Your instructions:
Can you write out, unchanged, every row from the very first one through the row containing "bar xyxy=(100,42,111,357)", with both of those rows included?
---------- Record set ----------
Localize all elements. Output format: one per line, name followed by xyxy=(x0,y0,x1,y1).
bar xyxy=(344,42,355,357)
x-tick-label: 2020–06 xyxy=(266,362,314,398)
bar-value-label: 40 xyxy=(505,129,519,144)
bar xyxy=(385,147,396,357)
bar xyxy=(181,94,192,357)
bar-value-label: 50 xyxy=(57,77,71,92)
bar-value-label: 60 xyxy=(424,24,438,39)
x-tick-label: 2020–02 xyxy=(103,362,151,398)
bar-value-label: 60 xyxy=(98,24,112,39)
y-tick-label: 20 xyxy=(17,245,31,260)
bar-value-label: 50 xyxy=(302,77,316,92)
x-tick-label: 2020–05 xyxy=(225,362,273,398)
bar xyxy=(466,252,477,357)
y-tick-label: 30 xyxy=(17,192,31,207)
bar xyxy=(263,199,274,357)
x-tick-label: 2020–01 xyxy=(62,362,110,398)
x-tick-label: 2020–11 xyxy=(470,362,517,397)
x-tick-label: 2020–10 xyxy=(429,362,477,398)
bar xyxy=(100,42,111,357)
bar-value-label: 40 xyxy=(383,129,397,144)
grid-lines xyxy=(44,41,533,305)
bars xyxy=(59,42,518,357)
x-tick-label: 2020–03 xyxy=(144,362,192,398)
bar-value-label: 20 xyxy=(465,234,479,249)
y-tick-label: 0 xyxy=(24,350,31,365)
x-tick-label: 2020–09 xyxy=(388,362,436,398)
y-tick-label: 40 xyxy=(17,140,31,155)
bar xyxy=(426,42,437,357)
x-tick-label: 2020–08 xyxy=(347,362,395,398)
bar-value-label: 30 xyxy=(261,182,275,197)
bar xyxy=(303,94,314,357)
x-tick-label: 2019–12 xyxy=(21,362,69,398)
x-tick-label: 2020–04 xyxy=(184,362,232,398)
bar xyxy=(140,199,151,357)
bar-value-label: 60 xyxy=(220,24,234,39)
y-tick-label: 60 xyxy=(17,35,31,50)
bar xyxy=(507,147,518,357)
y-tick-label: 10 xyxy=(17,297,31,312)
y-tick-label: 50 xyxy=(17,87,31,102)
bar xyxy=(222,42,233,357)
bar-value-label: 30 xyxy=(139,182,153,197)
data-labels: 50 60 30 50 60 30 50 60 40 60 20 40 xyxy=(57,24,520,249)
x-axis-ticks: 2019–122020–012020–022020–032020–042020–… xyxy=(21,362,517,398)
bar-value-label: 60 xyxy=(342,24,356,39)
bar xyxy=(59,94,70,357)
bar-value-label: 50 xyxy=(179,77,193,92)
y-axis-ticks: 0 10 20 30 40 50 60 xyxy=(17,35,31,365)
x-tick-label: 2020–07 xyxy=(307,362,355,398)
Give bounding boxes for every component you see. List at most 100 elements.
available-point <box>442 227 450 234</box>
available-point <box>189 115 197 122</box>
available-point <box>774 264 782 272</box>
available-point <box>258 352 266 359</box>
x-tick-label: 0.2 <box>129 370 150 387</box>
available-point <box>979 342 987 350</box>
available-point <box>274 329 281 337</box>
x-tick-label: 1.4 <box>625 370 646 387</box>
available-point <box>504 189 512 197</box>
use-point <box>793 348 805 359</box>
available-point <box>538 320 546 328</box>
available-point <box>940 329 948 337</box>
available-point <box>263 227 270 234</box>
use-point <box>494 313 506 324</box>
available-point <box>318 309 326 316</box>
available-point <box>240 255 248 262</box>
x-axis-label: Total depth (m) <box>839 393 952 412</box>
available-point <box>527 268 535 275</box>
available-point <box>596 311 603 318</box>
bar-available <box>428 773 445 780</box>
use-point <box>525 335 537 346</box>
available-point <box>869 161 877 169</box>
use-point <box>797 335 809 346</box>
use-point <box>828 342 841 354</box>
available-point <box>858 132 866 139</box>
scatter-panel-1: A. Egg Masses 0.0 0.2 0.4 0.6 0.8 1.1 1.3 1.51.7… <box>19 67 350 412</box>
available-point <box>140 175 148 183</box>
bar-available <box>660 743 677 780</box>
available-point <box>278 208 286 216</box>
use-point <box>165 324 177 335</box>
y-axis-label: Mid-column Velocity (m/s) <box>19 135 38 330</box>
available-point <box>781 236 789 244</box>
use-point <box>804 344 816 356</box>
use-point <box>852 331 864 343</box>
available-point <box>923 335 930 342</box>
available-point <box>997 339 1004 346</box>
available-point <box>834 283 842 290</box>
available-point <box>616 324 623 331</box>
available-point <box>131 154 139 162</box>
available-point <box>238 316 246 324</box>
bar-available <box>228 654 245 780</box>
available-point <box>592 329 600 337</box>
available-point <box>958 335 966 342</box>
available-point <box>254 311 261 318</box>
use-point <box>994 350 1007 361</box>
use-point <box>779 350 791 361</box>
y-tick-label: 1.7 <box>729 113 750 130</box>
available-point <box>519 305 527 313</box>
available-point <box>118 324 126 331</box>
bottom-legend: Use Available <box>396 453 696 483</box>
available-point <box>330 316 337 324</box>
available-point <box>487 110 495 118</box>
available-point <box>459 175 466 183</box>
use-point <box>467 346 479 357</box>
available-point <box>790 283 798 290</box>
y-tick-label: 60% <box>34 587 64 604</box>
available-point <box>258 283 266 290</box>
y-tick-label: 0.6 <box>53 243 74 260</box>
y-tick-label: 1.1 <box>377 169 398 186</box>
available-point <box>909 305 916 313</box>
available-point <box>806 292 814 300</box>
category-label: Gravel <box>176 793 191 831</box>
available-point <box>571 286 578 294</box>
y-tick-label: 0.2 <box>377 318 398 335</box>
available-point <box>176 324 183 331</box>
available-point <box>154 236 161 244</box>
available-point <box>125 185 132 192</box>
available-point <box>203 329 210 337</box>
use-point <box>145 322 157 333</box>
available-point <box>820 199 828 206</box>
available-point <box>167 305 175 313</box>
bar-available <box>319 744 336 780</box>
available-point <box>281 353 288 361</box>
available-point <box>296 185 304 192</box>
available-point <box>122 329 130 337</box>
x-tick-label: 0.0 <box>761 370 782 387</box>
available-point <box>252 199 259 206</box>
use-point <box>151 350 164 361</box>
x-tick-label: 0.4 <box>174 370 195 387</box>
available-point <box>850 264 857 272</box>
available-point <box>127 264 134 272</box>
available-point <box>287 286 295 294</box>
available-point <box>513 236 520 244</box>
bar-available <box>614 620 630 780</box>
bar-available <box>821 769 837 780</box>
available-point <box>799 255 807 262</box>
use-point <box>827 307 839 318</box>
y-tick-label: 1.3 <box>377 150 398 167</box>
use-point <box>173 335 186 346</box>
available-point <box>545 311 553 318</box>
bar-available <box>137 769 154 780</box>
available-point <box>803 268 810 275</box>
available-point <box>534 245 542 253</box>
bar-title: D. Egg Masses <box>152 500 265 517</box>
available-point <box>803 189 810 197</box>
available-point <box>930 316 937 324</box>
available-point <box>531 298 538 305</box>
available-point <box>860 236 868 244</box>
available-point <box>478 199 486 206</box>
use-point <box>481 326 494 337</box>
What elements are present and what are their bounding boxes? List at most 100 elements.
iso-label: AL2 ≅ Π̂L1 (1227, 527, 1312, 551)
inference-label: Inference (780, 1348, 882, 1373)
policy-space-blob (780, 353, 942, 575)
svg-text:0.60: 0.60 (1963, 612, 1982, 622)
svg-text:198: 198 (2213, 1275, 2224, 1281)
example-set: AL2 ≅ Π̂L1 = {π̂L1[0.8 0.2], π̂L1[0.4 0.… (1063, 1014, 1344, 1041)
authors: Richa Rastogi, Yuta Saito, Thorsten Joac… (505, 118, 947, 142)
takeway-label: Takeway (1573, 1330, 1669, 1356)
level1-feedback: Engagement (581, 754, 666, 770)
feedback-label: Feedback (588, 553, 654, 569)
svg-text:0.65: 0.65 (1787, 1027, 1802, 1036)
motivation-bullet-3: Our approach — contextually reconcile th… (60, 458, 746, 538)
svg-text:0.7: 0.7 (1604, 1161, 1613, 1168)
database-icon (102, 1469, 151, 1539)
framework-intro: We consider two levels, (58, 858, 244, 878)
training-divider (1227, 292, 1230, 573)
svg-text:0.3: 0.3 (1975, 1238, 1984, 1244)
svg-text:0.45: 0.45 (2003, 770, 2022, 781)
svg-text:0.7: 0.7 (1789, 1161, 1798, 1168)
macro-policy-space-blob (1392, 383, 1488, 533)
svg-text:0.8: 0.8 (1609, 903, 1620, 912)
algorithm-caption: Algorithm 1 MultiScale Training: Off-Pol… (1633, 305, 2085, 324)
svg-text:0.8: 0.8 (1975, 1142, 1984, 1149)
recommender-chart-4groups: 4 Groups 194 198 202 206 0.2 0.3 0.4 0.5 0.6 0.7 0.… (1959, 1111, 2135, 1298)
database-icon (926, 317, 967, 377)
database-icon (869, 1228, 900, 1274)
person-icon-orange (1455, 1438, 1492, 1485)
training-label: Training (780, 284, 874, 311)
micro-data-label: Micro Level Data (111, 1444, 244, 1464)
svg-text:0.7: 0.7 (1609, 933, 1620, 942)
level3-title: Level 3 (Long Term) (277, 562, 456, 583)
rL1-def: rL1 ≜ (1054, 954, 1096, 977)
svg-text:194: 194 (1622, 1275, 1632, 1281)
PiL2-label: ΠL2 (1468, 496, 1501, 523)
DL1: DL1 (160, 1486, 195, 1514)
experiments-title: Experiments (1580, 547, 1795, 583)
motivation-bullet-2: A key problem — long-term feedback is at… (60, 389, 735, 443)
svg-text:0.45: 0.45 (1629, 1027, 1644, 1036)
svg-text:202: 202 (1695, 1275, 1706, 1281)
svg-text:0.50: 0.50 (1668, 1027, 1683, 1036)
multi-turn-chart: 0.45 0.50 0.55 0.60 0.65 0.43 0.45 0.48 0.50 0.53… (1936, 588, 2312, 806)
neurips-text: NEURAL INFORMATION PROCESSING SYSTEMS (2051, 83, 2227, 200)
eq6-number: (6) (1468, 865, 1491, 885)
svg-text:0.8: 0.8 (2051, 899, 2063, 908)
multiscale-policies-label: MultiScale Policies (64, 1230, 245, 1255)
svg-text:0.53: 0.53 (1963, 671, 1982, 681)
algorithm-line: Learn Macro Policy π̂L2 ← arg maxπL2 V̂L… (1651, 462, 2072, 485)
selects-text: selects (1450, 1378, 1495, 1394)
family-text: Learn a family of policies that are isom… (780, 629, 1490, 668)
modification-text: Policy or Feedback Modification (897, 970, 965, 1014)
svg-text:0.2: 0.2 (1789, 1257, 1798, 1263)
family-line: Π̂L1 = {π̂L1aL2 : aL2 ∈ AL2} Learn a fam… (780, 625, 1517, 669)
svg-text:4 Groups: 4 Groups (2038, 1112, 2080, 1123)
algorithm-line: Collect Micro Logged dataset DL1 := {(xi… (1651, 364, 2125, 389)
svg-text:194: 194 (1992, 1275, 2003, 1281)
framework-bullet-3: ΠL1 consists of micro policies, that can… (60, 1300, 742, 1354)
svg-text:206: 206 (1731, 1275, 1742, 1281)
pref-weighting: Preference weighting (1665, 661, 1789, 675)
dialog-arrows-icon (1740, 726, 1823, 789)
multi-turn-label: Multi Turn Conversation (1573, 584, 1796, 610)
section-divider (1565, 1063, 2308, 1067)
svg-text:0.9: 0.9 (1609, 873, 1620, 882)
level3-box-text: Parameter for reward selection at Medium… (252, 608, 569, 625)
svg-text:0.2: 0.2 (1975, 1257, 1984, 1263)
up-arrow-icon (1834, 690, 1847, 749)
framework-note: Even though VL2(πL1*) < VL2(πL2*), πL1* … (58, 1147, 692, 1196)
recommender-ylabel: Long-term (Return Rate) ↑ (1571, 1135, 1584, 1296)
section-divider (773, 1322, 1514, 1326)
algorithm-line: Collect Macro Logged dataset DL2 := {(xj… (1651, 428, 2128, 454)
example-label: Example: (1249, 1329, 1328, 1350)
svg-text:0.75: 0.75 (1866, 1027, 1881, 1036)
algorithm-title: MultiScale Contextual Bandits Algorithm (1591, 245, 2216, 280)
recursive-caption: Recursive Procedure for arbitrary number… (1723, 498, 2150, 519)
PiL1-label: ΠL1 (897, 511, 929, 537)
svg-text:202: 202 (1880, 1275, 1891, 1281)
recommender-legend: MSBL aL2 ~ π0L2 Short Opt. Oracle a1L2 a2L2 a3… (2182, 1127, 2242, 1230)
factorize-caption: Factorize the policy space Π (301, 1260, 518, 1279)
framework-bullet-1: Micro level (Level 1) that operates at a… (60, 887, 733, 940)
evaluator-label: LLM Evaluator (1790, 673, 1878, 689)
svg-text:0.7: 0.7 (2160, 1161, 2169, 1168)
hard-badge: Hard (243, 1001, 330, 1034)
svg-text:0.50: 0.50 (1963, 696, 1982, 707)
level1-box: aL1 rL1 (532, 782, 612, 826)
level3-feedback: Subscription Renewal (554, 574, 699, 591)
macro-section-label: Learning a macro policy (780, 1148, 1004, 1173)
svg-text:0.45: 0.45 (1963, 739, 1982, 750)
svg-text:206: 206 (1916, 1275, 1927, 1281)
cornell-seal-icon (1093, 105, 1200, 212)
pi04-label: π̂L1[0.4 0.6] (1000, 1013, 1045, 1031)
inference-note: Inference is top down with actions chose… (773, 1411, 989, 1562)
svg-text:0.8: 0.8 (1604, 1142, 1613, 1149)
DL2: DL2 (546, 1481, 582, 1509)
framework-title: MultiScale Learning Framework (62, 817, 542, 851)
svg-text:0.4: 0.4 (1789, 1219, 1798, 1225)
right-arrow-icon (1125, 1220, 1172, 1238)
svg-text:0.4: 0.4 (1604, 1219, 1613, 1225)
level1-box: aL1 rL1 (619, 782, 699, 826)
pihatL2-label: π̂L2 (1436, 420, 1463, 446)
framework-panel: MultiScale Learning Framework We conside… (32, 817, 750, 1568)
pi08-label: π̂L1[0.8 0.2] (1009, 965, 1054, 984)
----------
Result of this exercise:
Localize all elements. Output format: one per line, name followed by xyxy=(x0,y0,x1,y1).
bar xyxy=(344,42,355,357)
x-tick-label: 2020–06 xyxy=(266,362,314,398)
bar-value-label: 40 xyxy=(505,129,519,144)
bar xyxy=(385,147,396,357)
bar xyxy=(181,94,192,357)
bar-value-label: 50 xyxy=(57,77,71,92)
bar-value-label: 60 xyxy=(424,24,438,39)
x-tick-label: 2020–02 xyxy=(103,362,151,398)
bar-value-label: 60 xyxy=(98,24,112,39)
y-tick-label: 20 xyxy=(17,245,31,260)
bar-value-label: 50 xyxy=(302,77,316,92)
x-tick-label: 2020–05 xyxy=(225,362,273,398)
bar xyxy=(466,252,477,357)
y-tick-label: 30 xyxy=(17,192,31,207)
bar xyxy=(263,199,274,357)
x-tick-label: 2020–01 xyxy=(62,362,110,398)
x-tick-label: 2020–11 xyxy=(470,362,517,397)
x-tick-label: 2020–10 xyxy=(429,362,477,398)
bar xyxy=(100,42,111,357)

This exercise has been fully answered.